- WHAT IS EXPECTED -
Extract the lines that hold the string "Test".

- DATA SECTION -
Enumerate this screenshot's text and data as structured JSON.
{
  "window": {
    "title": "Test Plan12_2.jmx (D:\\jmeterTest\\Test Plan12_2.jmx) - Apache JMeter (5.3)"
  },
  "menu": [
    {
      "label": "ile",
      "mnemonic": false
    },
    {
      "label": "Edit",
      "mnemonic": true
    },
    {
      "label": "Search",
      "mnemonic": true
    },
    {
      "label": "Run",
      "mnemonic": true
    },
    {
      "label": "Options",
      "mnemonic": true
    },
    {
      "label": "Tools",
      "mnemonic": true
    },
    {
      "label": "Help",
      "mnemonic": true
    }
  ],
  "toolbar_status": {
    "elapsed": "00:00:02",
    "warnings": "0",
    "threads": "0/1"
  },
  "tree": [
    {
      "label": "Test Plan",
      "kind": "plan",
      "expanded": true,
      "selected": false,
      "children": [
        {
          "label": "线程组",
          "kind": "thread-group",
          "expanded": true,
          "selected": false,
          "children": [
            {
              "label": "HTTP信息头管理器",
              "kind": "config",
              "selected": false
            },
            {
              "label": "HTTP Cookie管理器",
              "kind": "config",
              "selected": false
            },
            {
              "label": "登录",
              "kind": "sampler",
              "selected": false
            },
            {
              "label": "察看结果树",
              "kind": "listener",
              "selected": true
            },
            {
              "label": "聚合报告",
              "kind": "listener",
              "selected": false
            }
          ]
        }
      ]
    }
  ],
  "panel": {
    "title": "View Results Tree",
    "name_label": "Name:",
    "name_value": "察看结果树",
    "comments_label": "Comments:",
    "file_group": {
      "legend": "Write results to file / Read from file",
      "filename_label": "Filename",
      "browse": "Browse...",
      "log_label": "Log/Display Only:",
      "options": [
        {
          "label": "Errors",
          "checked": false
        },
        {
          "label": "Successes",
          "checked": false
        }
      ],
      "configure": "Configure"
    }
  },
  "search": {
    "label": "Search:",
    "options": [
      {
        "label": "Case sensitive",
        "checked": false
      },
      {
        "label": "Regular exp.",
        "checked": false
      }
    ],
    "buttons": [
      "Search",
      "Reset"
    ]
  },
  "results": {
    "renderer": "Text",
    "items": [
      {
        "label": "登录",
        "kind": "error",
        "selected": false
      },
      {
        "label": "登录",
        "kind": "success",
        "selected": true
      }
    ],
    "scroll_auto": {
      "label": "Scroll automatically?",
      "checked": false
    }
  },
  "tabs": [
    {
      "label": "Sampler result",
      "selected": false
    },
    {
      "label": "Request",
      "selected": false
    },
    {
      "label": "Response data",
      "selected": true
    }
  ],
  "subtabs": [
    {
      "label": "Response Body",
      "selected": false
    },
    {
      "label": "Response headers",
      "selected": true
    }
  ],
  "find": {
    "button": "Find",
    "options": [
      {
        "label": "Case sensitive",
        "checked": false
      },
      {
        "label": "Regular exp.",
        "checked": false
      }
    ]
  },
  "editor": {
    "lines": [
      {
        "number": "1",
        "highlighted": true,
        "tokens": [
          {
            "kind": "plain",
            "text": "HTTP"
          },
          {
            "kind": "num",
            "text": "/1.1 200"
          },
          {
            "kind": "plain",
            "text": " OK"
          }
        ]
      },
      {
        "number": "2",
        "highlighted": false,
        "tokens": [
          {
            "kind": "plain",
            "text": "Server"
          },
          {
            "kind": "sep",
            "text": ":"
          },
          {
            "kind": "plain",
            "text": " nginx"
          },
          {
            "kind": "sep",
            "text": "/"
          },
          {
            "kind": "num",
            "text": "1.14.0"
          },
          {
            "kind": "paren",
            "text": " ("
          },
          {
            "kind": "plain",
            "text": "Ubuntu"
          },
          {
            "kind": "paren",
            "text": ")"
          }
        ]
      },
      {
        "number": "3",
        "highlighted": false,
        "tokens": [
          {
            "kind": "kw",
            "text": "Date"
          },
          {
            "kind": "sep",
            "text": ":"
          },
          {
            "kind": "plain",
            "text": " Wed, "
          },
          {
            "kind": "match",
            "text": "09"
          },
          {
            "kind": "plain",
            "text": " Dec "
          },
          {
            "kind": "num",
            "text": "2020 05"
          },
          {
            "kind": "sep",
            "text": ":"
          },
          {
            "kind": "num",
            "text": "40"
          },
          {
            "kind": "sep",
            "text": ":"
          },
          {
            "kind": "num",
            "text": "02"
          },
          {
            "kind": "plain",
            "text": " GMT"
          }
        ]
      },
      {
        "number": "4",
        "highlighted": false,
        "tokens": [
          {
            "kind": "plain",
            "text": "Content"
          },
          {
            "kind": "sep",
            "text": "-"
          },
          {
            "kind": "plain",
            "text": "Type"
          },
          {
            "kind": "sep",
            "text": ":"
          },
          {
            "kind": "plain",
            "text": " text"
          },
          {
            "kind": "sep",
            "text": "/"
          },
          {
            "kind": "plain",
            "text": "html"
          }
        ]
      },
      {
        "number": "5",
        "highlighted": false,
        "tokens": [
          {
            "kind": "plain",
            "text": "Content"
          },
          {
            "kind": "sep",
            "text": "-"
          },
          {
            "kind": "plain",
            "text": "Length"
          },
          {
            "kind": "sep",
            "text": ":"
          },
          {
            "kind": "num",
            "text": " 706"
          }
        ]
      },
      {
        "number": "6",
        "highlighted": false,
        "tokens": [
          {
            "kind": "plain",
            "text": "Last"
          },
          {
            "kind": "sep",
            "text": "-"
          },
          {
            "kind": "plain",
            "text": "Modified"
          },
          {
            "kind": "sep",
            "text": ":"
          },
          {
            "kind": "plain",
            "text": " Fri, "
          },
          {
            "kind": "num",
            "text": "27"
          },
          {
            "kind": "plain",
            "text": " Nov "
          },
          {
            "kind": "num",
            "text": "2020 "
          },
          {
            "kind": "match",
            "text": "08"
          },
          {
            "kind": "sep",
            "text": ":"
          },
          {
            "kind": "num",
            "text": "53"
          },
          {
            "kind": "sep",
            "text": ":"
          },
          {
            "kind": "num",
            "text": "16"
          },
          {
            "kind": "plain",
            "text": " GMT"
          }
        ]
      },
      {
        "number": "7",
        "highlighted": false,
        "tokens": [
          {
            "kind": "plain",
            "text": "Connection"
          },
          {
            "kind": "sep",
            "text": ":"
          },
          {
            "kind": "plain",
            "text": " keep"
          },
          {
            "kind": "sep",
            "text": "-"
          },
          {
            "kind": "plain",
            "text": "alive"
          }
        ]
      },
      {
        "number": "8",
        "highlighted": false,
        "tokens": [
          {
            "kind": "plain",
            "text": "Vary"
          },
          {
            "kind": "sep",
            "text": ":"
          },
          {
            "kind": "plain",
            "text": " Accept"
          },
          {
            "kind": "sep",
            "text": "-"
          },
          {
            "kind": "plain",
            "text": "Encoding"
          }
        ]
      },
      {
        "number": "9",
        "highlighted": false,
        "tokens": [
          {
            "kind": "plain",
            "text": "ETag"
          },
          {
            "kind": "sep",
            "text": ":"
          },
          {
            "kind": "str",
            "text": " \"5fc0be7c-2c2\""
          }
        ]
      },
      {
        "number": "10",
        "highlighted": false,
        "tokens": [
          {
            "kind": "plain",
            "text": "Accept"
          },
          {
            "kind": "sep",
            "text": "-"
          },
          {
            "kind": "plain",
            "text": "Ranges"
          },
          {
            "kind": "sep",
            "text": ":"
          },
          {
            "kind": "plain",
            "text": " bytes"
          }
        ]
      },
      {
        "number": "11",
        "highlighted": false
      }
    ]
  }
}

- RESPONSE -
    "title": "Test Plan12_2.jmx (D:\\jmeterTest\\Test Plan12_2.jmx) - Apache JMeter (5.3)"
      "label": "Test Plan",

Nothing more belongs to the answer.